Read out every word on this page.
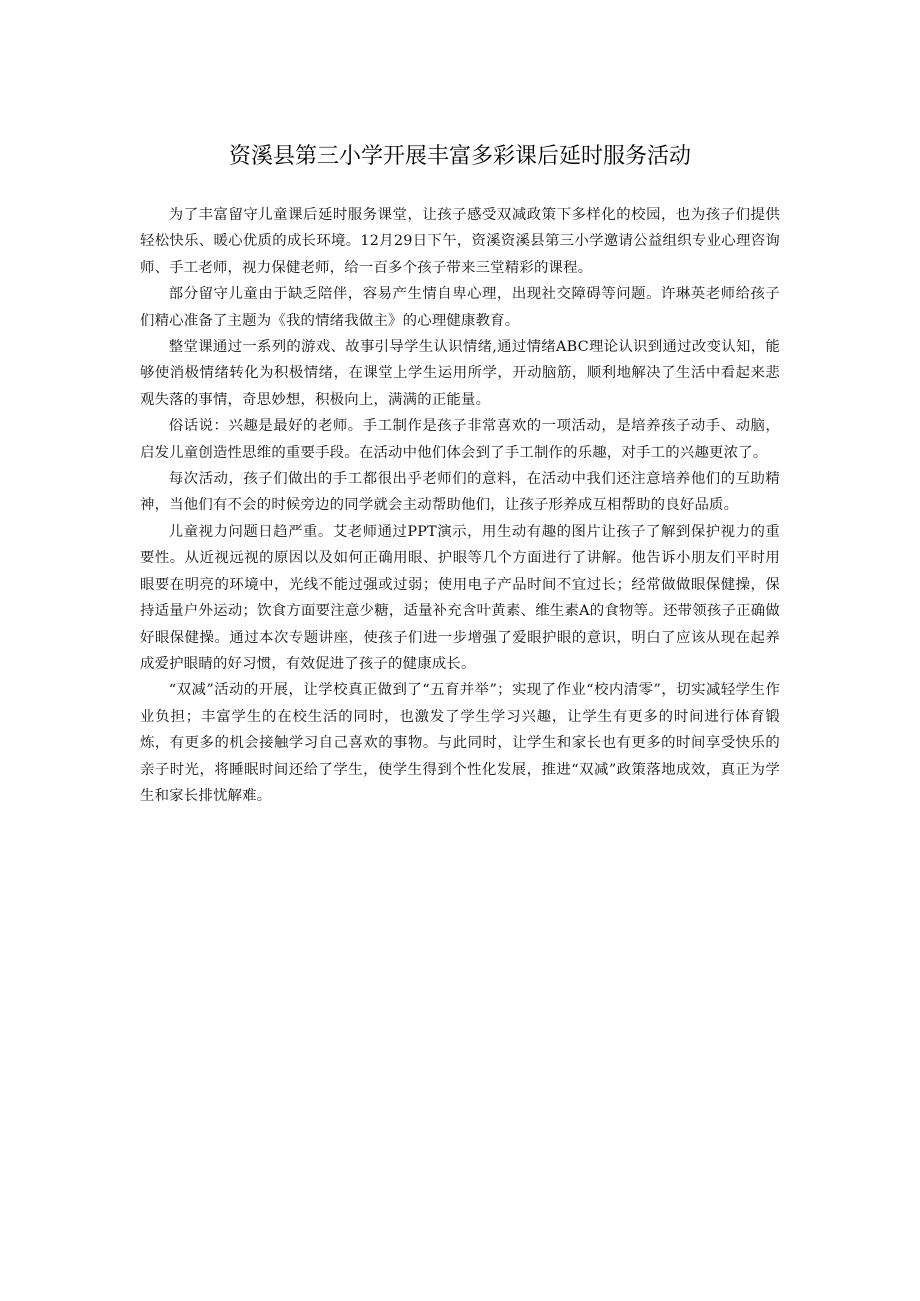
资溪县第三小学开展丰富多彩课后延时服务活动

为了丰富留守儿童课后延时服务课堂，让孩子感受双减政策下多样化的校园，也为孩子们提供轻松快乐、暖心优质的成长环境。12月29日下午，资溪资溪县第三小学邀请公益组织专业心理咨询师、手工老师，视力保健老师，给一百多个孩子带来三堂精彩的课程。

部分留守儿童由于缺乏陪伴，容易产生情自卑心理，出现社交障碍等问题。许琳英老师给孩子们精心准备了主题为《我的情绪我做主》的心理健康教育。

整堂课通过一系列的游戏、故事引导学生认识情绪,通过情绪ABC理论认识到通过改变认知，能够使消极情绪转化为积极情绪，在课堂上学生运用所学，开动脑筋，顺利地解决了生活中看起来悲观失落的事情，奇思妙想，积极向上，满满的正能量。

俗话说：兴趣是最好的老师。手工制作是孩子非常喜欢的一项活动，是培养孩子动手、动脑，启发儿童创造性思维的重要手段。在活动中他们体会到了手工制作的乐趣，对手工的兴趣更浓了。

每次活动，孩子们做出的手工都很出乎老师们的意料，在活动中我们还注意培养他们的互助精神，当他们有不会的时候旁边的同学就会主动帮助他们，让孩子形养成互相帮助的良好品质。

儿童视力问题日趋严重。艾老师通过PPT演示，用生动有趣的图片让孩子了解到保护视力的重要性。从近视远视的原因以及如何正确用眼、护眼等几个方面进行了讲解。他告诉小朋友们平时用眼要在明亮的环境中，光线不能过强或过弱；使用电子产品时间不宜过长；经常做做眼保健操，保持适量户外运动；饮食方面要注意少糖，适量补充含叶黄素、维生素A的食物等。还带领孩子正确做好眼保健操。通过本次专题讲座，使孩子们进一步增强了爱眼护眼的意识，明白了应该从现在起养成爱护眼睛的好习惯，有效促进了孩子的健康成长。

“双减”活动的开展，让学校真正做到了“五育并举”；实现了作业“校内清零”，切实减轻学生作业负担；丰富学生的在校生活的同时，也激发了学生学习兴趣，让学生有更多的时间进行体育锻炼，有更多的机会接触学习自己喜欢的事物。与此同时，让学生和家长也有更多的时间享受快乐的亲子时光，将睡眠时间还给了学生，使学生得到个性化发展，推进“双减”政策落地成效，真正为学生和家长排忧解难。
------------------------
Short exercise
Reproduce the material word for word, minus the images.

Response to the exercise
Read out every word on this page.
资溪县第三小学开展丰富多彩课后延时服务活动

为了丰富留守儿童课后延时服务课堂，让孩子感受双减政策下多样化的校园，也为孩子们提供轻松快乐、暖心优质的成长环境。12月29日下午，资溪资溪县第三小学邀请公益组织专业心理咨询师、手工老师，视力保健老师，给一百多个孩子带来三堂精彩的课程。

部分留守儿童由于缺乏陪伴，容易产生情自卑心理，出现社交障碍等问题。许琳英老师给孩子们精心准备了主题为《我的情绪我做主》的心理健康教育。

整堂课通过一系列的游戏、故事引导学生认识情绪,通过情绪ABC理论认识到通过改变认知，能够使消极情绪转化为积极情绪，在课堂上学生运用所学，开动脑筋，顺利地解决了生活中看起来悲观失落的事情，奇思妙想，积极向上，满满的正能量。

俗话说：兴趣是最好的老师。手工制作是孩子非常喜欢的一项活动，是培养孩子动手、动脑，启发儿童创造性思维的重要手段。在活动中他们体会到了手工制作的乐趣，对手工的兴趣更浓了。

每次活动，孩子们做出的手工都很出乎老师们的意料，在活动中我们还注意培养他们的互助精神，当他们有不会的时候旁边的同学就会主动帮助他们，让孩子形养成互相帮助的良好品质。

儿童视力问题日趋严重。艾老师通过PPT演示，用生动有趣的图片让孩子了解到保护视力的重要性。从近视远视的原因以及如何正确用眼、护眼等几个方面进行了讲解。他告诉小朋友们平时用眼要在明亮的环境中，光线不能过强或过弱；使用电子产品时间不宜过长；经常做做眼保健操，保持适量户外运动；饮食方面要注意少糖，适量补充含叶黄素、维生素A的食物等。还带领孩子正确做好眼保健操。通过本次专题讲座，使孩子们进一步增强了爱眼护眼的意识，明白了应该从现在起养成爱护眼睛的好习惯，有效促进了孩子的健康成长。

“双减”活动的开展，让学校真正做到了“五育并举”；实现了作业“校内清零”，切实减轻学生作业负担；丰富学生的在校生活的同时，也激发了学生学习兴趣，让学生有更多的时间进行体育锻炼，有更多的机会接触学习自己喜欢的事物。与此同时，让学生和家长也有更多的时间享受快乐的亲子时光，将睡眠时间还给了学生，使学生得到个性化发展，推进“双减”政策落地成效，真正为学生和家长排忧解难。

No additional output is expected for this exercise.